Data records:
# # # # #

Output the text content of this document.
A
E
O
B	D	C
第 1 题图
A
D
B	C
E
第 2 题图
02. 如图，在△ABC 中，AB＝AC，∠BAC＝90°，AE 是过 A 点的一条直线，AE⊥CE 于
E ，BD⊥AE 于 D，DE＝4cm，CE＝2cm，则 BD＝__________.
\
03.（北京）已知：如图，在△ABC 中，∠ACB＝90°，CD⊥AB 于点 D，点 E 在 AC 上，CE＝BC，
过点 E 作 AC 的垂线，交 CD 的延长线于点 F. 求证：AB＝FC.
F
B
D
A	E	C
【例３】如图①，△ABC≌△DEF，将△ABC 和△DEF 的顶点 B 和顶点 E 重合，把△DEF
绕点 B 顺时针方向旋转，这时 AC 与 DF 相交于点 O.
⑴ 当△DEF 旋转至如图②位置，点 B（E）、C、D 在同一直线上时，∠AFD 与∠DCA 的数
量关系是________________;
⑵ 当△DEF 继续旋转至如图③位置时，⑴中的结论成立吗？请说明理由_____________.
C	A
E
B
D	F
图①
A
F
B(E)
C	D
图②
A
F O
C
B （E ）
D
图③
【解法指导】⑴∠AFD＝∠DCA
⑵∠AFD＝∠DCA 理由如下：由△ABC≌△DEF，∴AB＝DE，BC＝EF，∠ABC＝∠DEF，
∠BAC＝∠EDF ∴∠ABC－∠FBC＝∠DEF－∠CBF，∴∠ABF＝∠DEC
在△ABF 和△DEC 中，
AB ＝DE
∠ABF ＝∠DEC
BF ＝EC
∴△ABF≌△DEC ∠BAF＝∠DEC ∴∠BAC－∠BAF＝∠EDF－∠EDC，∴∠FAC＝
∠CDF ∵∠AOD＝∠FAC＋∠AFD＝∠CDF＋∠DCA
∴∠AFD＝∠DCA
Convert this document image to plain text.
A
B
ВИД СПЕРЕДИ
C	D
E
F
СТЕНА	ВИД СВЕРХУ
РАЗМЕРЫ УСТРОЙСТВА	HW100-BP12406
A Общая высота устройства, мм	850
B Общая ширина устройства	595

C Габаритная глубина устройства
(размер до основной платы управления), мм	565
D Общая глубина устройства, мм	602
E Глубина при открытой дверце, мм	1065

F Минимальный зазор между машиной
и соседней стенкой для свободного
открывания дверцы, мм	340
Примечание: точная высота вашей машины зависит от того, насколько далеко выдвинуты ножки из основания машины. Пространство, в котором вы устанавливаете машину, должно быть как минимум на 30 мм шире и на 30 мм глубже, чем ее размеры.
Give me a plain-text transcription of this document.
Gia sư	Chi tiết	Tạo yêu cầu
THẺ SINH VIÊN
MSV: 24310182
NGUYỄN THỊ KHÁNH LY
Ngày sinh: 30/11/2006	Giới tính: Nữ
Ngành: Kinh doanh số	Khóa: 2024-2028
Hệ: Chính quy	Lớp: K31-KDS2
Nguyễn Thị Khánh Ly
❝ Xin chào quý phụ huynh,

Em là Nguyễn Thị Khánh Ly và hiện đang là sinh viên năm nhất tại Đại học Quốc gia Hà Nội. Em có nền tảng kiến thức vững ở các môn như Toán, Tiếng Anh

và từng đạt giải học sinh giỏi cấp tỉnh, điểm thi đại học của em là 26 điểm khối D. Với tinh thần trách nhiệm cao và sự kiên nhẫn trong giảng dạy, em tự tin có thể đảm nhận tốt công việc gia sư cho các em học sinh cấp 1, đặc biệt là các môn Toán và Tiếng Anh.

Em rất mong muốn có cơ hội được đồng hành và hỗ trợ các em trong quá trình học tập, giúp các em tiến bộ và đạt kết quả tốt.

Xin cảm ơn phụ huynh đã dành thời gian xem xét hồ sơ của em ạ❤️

# # # # #

* Task statement *
Scan the material for lines with the word "Toán", and copy each line you find.

* Full response *
Em là Nguyễn Thị Khánh Ly và hiện đang là sinh viên năm nhất tại Đại học Quốc gia Hà Nội. Em có nền tảng kiến thức vững ở các môn như Toán, Tiếng Anh
và từng đạt giải học sinh giỏi cấp tỉnh, điểm thi đại học của em là 26 điểm khối D. Với tinh thần trách nhiệm cao và sự kiên nhẫn trong giảng dạy, em tự tin có thể đảm nhận tốt công việc gia sư cho các em học sinh cấp 1, đặc biệt là các môn Toán và Tiếng Anh.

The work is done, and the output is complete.